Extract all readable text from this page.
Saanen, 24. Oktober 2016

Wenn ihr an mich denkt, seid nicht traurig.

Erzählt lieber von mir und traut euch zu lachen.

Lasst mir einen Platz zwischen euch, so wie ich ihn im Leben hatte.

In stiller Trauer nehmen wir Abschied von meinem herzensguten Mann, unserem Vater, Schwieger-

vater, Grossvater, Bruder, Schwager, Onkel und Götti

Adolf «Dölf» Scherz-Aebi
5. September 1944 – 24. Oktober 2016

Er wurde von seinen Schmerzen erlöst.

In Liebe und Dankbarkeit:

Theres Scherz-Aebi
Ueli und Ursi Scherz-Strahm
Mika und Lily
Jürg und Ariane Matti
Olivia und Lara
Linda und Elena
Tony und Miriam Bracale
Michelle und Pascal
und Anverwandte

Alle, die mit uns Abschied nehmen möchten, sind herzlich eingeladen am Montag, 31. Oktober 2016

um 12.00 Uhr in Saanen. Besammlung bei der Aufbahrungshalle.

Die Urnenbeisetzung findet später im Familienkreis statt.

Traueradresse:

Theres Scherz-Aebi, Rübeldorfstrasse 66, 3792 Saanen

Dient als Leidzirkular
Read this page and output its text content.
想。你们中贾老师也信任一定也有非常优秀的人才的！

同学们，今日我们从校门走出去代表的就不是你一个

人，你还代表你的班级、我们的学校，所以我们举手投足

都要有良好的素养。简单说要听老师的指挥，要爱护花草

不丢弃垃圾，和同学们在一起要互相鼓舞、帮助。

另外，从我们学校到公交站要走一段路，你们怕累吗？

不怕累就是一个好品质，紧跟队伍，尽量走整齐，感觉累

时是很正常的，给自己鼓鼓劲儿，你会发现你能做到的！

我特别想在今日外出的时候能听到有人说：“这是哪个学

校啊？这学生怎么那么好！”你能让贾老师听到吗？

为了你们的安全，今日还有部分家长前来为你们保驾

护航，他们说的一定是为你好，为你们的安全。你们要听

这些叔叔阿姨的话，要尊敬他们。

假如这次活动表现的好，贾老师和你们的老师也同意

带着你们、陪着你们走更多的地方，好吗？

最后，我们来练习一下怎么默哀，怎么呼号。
_ _ _ _ _ _ _
§ **REQUIRED TASK**:
Say the number of lines in the records above that include the string "Saanen", and no more.

§ **FINISHED EXERCISE**:
3